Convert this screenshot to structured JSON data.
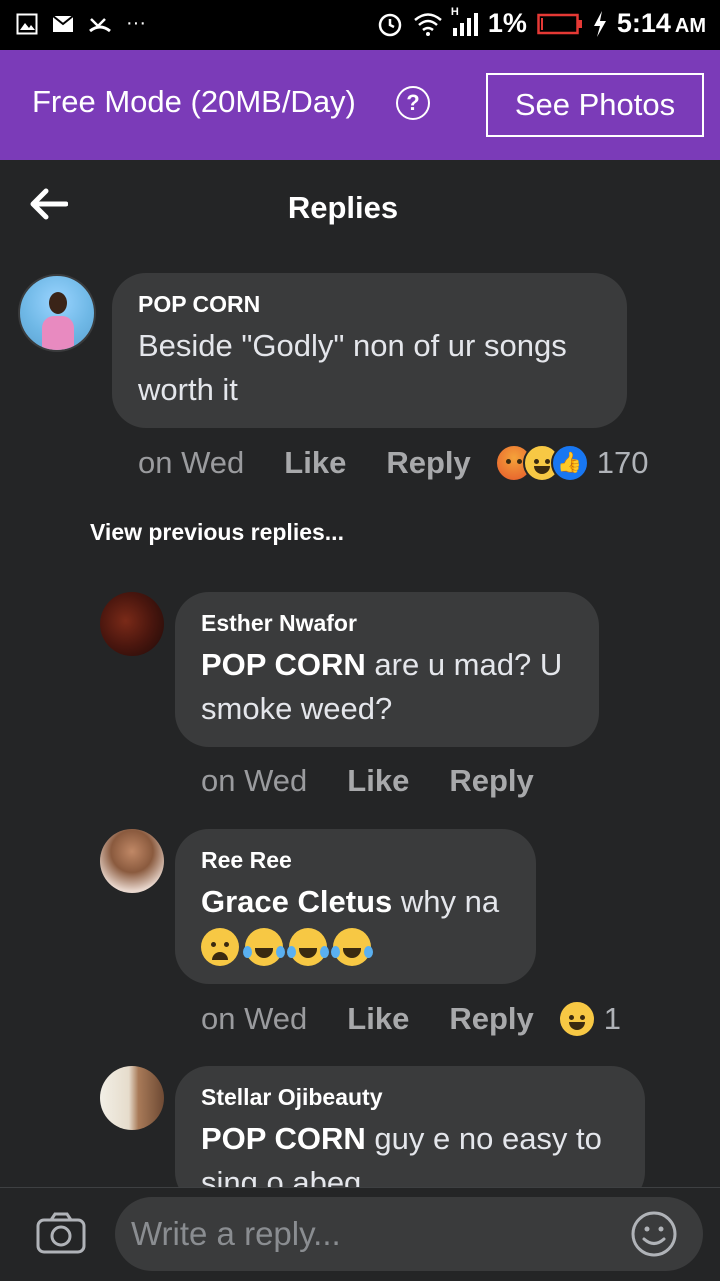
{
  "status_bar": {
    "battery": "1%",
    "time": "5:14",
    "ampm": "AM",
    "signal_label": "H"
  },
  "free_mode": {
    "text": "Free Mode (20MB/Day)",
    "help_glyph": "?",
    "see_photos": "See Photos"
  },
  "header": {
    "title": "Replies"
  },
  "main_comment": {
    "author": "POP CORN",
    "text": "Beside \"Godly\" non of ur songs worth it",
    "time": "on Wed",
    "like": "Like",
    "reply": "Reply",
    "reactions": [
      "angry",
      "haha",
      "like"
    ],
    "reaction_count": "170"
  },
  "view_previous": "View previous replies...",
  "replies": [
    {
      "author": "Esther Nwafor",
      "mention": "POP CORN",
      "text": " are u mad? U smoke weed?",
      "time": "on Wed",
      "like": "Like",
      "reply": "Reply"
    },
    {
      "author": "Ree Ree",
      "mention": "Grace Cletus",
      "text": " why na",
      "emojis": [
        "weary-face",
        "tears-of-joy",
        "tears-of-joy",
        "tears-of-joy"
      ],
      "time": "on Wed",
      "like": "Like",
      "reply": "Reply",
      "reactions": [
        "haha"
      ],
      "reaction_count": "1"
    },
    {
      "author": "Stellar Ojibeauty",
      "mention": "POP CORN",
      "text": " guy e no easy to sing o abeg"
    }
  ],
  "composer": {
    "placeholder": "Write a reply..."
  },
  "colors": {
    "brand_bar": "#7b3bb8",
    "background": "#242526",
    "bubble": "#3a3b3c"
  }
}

- **Task statement**
Copy every line in the entries above that has the string "reply" in it.

- **Response below**
    "reply": "Reply",
      "reply": "Reply"
      "reply": "Reply",
    "placeholder": "Write a reply..."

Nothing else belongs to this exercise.